--- Exercise directions ---
Counting only lines that hold "this", give the total and nothing more.

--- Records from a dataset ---
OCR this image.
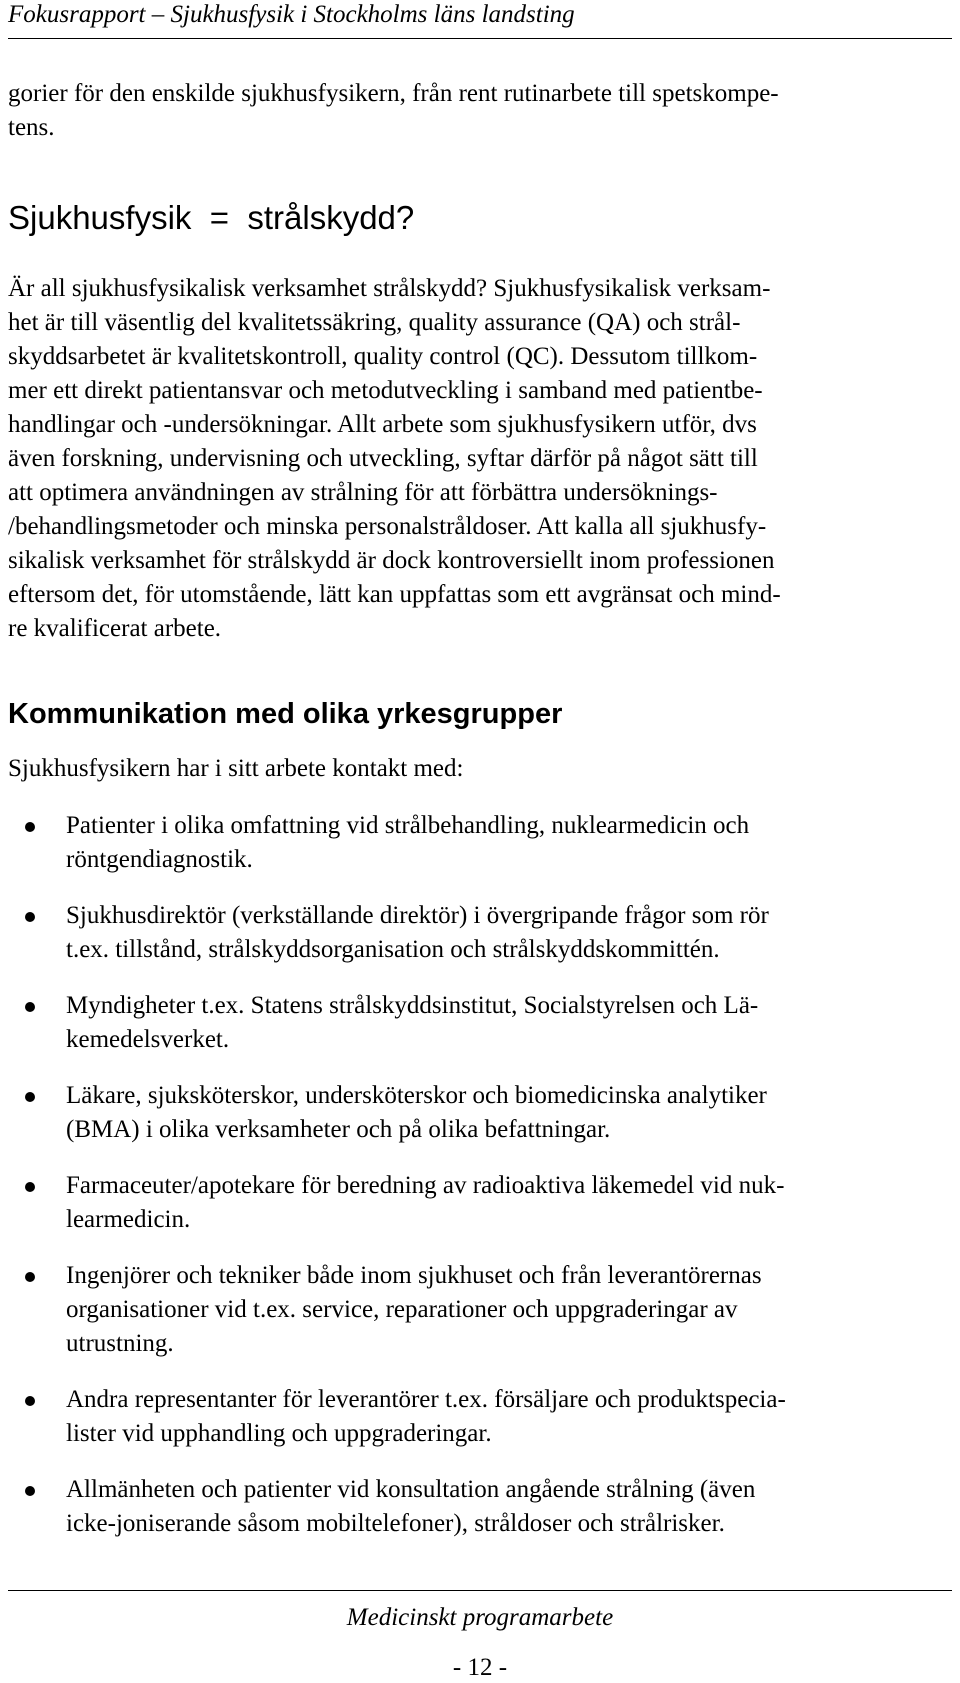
Fokusrapport – Sjukhusfysik i Stockholms läns landsting
gorier för den enskilde sjukhusfysikern, från rent rutinarbete till spetskompe-
tens.
Sjukhusfysik  =  strålskydd?
Är all sjukhusfysikalisk verksamhet strålskydd? Sjukhusfysikalisk verksam-
het är till väsentlig del kvalitetssäkring, quality assurance (QA) och strål-
skyddsarbetet är kvalitetskontroll, quality control (QC). Dessutom tillkom-
mer ett direkt patientansvar och metodutveckling i samband med patientbe-
handlingar och -undersökningar. Allt arbete som sjukhusfysikern utför, dvs
även forskning, undervisning och utveckling, syftar därför på något sätt till
att optimera användningen av strålning för att förbättra undersöknings-
/behandlingsmetoder och minska personalstråldoser. Att kalla all sjukhusfy-
sikalisk verksamhet för strålskydd är dock kontroversiellt inom professionen
eftersom det, för utomstående, lätt kan uppfattas som ett avgränsat och mind-
re kvalificerat arbete.
Kommunikation med olika yrkesgrupper
Sjukhusfysikern har i sitt arbete kontakt med:
Patienter i olika omfattning vid strålbehandling, nuklearmedicin och
röntgendiagnostik.
Sjukhusdirektör (verkställande direktör) i övergripande frågor som rör
t.ex. tillstånd, strålskyddsorganisation och strålskyddskommittén.
Myndigheter t.ex. Statens strålskyddsinstitut, Socialstyrelsen och Lä-
kemedelsverket.
Läkare, sjuksköterskor, undersköterskor och biomedicinska analytiker
(BMA) i olika verksamheter och på olika befattningar.
Farmaceuter/apotekare för beredning av radioaktiva läkemedel vid nuk-
learmedicin.
Ingenjörer och tekniker både inom sjukhuset och från leverantörernas
organisationer vid t.ex. service, reparationer och uppgraderingar av
utrustning.
Andra representanter för leverantörer t.ex. försäljare och produktspecia-
lister vid upphandling och uppgraderingar.
Allmänheten och patienter vid konsultation angående strålning (även
icke-joniserande såsom mobiltelefoner), stråldoser och strålrisker.
Medicinskt programarbete
- 12 -
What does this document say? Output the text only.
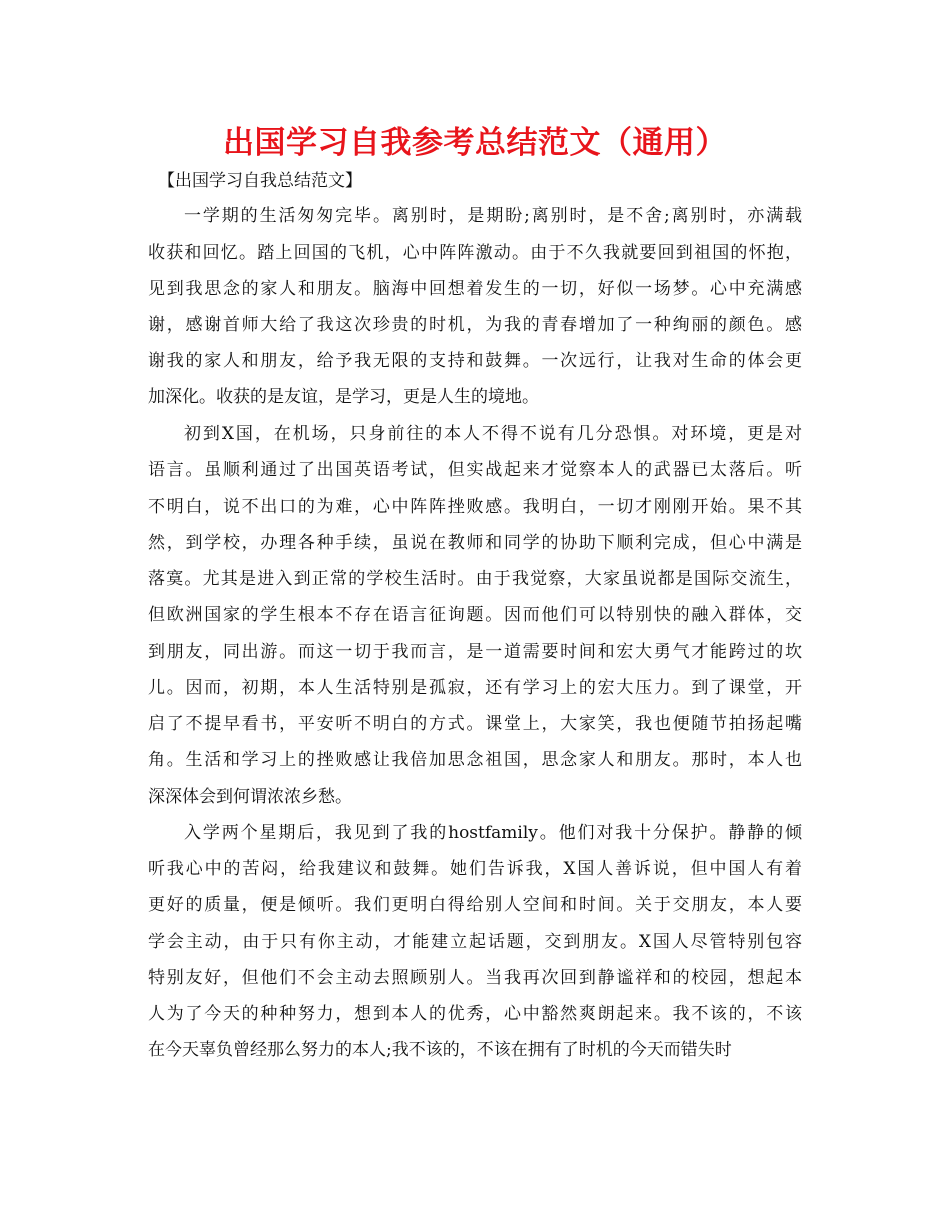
出国学习自我参考总结范文（通用）
【出国学习自我总结范文】
一学期的生活匆匆完毕。离别时，是期盼;离别时，是不舍;离别时，亦满载
收获和回忆。踏上回国的飞机，心中阵阵激动。由于不久我就要回到祖国的怀抱，
见到我思念的家人和朋友。脑海中回想着发生的一切，好似一场梦。心中充满感
谢，感谢首师大给了我这次珍贵的时机，为我的青春增加了一种绚丽的颜色。感
谢我的家人和朋友，给予我无限的支持和鼓舞。一次远行，让我对生命的体会更
加深化。收获的是友谊，是学习，更是人生的境地。
初到X国，在机场，只身前往的本人不得不说有几分恐惧。对环境，更是对
语言。虽顺利通过了出国英语考试，但实战起来才觉察本人的武器已太落后。听
不明白，说不出口的为难，心中阵阵挫败感。我明白，一切才刚刚开始。果不其
然，到学校，办理各种手续，虽说在教师和同学的协助下顺利完成，但心中满是
落寞。尤其是进入到正常的学校生活时。由于我觉察，大家虽说都是国际交流生，
但欧洲国家的学生根本不存在语言征询题。因而他们可以特别快的融入群体，交
到朋友，同出游。而这一切于我而言，是一道需要时间和宏大勇气才能跨过的坎
儿。因而，初期，本人生活特别是孤寂，还有学习上的宏大压力。到了课堂，开
启了不提早看书，平安听不明白的方式。课堂上，大家笑，我也便随节拍扬起嘴
角。生活和学习上的挫败感让我倍加思念祖国，思念家人和朋友。那时，本人也
深深体会到何谓浓浓乡愁。
入学两个星期后，我见到了我的hostfamily。他们对我十分保护。静静的倾
听我心中的苦闷，给我建议和鼓舞。她们告诉我，X国人善诉说，但中国人有着
更好的质量，便是倾听。我们更明白得给别人空间和时间。关于交朋友，本人要
学会主动，由于只有你主动，才能建立起话题，交到朋友。X国人尽管特别包容
特别友好，但他们不会主动去照顾别人。当我再次回到静谧祥和的校园，想起本
人为了今天的种种努力，想到本人的优秀，心中豁然爽朗起来。我不该的，不该
在今天辜负曾经那么努力的本人;我不该的，不该在拥有了时机的今天而错失时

--- Output of the exercise ---
2